[Lines of data]
= = =

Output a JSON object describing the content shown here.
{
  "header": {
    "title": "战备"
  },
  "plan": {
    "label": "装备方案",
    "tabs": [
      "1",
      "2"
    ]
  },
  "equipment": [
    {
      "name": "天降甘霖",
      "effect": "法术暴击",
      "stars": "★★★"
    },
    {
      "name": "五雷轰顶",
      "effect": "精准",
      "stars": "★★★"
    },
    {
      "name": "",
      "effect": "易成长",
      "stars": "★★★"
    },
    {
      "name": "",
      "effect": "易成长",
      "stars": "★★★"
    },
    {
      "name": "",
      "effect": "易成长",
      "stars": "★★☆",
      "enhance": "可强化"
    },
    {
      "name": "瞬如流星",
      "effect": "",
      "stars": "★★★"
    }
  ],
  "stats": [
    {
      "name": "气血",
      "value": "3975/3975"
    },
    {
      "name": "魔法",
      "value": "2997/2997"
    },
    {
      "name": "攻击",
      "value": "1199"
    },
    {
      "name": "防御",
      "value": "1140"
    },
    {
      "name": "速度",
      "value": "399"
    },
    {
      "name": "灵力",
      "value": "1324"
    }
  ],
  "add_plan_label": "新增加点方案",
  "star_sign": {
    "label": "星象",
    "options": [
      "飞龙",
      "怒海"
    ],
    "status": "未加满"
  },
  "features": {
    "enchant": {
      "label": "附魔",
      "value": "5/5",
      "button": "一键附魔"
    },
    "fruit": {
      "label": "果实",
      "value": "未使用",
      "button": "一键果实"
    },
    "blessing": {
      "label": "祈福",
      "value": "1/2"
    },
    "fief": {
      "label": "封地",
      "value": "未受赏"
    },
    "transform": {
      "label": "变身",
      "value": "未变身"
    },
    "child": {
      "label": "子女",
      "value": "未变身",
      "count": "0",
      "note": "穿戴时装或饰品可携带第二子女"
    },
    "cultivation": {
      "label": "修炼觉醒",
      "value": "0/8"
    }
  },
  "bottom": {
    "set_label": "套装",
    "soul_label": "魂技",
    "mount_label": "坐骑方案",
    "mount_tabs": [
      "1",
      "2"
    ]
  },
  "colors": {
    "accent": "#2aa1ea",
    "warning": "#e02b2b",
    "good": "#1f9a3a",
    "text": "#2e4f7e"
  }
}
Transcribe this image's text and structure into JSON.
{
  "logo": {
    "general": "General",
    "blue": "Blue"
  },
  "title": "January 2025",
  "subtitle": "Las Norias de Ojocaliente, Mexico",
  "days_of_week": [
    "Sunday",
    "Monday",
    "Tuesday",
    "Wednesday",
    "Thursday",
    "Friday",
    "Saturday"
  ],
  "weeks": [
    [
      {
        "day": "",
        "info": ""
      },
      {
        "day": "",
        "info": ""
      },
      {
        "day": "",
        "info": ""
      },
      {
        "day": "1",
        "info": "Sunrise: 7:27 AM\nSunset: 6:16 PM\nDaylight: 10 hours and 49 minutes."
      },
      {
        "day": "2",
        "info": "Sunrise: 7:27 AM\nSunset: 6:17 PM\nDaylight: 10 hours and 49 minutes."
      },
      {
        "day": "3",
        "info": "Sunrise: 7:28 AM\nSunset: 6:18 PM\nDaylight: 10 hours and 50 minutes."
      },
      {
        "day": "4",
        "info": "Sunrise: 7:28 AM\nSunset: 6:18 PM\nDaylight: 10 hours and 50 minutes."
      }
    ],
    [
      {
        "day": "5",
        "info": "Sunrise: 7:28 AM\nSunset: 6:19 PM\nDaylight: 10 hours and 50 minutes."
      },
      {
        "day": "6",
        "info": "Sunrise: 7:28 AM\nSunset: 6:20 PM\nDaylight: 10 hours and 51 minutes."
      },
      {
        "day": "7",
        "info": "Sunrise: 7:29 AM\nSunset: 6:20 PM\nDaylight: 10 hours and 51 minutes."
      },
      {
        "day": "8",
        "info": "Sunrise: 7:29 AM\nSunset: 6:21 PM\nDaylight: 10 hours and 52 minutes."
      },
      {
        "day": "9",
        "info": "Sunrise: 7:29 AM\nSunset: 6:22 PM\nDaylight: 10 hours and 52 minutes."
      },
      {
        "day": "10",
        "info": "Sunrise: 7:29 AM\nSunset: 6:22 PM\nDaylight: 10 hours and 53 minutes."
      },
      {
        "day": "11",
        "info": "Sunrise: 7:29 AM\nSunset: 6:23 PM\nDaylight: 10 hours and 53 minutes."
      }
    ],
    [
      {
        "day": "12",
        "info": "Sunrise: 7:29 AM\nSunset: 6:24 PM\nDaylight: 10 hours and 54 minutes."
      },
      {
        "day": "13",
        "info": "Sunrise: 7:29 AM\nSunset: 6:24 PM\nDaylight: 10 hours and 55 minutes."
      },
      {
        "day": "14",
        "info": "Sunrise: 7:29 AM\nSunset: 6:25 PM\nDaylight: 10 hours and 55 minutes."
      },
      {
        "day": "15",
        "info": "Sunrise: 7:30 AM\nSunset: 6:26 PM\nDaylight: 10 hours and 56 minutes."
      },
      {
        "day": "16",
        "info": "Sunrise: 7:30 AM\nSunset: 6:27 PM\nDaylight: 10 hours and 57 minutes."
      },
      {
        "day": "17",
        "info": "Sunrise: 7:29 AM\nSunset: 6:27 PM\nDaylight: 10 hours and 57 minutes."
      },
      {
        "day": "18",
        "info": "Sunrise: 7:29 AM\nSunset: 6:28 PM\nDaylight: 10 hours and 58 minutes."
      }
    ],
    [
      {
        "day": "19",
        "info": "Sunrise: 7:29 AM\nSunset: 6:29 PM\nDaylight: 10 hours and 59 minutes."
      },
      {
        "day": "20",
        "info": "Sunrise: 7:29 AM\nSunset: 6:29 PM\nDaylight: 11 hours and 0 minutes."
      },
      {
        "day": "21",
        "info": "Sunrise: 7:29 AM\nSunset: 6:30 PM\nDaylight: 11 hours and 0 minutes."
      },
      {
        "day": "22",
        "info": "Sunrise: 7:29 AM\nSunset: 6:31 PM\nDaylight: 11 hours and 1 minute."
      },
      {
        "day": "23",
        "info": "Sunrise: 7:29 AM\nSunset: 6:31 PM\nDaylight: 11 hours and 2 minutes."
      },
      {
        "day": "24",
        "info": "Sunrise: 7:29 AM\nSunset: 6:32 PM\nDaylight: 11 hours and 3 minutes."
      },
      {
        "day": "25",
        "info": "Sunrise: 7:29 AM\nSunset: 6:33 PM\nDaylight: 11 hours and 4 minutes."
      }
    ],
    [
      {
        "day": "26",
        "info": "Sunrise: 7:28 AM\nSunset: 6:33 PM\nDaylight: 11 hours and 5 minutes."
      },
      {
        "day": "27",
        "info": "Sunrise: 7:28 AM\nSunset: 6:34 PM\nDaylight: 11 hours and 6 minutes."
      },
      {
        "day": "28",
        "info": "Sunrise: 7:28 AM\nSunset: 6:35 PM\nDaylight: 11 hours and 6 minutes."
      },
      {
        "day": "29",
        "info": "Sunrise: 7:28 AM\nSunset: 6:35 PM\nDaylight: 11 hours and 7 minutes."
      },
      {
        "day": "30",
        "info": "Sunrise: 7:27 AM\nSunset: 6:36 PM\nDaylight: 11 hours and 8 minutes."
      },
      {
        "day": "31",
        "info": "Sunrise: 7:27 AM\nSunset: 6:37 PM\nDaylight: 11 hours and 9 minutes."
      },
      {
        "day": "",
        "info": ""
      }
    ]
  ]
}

= = =

**Description of the task:** Return the number of lines that include the word "name", and nothing else.

**Solution to this exercise:** 12